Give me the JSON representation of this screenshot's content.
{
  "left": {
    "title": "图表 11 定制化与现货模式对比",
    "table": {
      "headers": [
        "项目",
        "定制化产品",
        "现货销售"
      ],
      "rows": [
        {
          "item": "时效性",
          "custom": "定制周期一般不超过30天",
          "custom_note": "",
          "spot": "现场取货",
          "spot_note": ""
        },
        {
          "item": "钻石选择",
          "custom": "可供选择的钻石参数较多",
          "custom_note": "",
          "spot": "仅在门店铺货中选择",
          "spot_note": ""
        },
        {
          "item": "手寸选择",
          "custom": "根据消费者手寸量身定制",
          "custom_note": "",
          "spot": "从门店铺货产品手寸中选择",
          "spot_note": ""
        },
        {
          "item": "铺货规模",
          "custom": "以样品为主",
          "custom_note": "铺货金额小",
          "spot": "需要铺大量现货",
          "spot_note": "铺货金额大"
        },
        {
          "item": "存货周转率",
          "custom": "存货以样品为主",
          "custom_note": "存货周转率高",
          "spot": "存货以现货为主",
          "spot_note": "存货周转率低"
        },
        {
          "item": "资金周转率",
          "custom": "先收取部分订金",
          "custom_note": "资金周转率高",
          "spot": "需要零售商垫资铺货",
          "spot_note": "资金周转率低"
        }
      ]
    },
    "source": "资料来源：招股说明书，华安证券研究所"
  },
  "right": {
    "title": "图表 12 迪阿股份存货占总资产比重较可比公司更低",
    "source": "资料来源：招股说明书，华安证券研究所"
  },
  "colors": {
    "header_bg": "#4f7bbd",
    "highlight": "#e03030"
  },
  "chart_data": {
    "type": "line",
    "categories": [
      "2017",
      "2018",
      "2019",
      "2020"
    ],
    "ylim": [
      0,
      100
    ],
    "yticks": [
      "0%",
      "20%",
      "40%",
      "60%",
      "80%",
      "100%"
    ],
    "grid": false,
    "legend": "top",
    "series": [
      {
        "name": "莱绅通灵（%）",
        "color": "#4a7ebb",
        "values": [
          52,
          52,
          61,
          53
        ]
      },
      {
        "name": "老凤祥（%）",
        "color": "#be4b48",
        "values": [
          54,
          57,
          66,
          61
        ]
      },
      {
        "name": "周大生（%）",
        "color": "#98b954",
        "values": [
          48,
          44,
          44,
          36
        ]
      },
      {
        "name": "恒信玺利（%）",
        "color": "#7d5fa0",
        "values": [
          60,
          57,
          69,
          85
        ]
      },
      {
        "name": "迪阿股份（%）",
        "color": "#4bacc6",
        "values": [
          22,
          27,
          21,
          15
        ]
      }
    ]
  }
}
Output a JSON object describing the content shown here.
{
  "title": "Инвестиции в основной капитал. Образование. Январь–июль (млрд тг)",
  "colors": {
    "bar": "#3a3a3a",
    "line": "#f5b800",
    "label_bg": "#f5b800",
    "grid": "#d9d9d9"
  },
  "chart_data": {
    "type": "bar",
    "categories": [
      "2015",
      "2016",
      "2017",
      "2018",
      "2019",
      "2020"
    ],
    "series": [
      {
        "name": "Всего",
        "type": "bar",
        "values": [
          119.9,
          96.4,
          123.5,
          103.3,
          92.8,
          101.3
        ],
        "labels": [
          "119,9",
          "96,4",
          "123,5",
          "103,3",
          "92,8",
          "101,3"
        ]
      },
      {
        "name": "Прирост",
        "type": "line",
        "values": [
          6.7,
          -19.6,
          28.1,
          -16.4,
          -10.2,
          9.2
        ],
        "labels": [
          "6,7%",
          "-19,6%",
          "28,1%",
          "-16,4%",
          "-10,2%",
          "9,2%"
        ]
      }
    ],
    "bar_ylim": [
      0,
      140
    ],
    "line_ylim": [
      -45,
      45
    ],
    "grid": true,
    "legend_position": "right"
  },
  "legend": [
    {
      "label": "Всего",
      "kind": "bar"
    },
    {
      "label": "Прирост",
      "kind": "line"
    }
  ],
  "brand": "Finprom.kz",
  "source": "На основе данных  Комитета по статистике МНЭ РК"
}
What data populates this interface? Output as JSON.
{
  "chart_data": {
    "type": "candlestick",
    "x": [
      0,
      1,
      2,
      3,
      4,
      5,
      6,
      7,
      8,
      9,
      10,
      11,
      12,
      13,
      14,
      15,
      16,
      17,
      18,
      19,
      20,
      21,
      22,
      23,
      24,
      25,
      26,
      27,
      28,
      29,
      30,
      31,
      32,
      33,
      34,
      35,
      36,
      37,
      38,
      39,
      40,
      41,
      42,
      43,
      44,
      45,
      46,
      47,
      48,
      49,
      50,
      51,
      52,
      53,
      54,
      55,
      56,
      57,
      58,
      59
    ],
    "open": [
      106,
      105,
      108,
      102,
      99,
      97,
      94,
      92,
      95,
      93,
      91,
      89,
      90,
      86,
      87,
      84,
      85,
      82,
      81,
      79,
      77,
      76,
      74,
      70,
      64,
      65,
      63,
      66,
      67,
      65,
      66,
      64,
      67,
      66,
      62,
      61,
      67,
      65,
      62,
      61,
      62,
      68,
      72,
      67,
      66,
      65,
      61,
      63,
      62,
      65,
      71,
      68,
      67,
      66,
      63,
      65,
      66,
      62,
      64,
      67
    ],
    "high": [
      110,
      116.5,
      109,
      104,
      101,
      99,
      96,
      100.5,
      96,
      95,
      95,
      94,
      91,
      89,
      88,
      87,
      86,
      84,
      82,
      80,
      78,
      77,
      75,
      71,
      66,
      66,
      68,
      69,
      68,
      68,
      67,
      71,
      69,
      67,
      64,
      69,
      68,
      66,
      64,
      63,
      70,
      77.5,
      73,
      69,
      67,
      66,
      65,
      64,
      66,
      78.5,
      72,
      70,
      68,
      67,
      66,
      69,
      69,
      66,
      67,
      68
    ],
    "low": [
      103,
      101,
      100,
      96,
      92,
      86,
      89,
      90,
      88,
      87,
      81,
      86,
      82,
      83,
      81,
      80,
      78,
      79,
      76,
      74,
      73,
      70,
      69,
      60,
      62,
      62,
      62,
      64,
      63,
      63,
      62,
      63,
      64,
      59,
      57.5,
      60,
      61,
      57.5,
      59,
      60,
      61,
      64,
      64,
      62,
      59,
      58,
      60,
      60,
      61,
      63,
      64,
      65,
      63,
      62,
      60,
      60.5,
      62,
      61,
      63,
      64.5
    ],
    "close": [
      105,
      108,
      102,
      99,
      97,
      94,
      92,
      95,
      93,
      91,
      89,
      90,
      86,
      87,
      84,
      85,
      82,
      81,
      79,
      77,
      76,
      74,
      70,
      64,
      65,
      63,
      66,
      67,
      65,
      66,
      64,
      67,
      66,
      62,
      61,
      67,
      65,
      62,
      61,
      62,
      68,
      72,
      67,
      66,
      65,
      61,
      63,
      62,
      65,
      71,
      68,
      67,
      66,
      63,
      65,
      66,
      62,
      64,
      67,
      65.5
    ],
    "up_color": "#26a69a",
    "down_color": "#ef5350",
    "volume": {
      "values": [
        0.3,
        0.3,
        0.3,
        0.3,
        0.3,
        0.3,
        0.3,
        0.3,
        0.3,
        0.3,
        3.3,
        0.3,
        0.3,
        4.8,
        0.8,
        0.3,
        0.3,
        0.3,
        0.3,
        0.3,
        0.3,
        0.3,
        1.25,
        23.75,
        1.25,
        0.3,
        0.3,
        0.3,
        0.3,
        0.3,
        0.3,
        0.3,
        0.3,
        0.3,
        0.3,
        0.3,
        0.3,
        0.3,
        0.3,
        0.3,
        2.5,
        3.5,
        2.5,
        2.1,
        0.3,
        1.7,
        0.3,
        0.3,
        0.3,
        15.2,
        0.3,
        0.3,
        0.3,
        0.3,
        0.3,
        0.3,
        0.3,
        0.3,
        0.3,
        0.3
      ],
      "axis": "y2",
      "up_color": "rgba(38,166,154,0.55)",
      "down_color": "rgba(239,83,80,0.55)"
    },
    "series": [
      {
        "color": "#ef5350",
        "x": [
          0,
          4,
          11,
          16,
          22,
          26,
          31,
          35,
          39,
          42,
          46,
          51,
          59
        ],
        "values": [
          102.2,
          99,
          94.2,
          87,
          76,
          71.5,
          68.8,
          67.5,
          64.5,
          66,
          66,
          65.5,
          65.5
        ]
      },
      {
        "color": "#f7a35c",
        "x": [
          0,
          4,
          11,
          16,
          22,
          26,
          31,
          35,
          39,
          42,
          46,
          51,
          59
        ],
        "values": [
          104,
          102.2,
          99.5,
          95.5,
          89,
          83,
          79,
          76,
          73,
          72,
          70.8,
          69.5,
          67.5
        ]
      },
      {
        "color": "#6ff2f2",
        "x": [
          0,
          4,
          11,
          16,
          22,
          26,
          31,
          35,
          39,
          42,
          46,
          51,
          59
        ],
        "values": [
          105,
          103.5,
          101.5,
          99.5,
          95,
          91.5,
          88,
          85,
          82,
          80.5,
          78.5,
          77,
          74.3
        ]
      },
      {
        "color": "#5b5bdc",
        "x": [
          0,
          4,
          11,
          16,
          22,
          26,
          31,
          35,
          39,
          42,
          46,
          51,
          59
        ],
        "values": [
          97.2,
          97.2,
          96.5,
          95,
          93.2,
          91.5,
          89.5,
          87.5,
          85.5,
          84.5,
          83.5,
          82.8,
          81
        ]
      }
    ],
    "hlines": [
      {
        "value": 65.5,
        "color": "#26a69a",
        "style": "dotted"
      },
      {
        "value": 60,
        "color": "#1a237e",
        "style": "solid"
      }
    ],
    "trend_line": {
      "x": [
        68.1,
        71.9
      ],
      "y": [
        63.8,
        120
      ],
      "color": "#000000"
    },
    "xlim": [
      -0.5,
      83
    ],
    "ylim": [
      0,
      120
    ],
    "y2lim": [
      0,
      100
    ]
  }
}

============

What is being asked. Copy out every line from the data above that has "JSON" in it.

Final answer.
Give me the JSON representation of this screenshot's content.
Output a JSON object describing the content shown here.
What data populates this interface? Output as JSON.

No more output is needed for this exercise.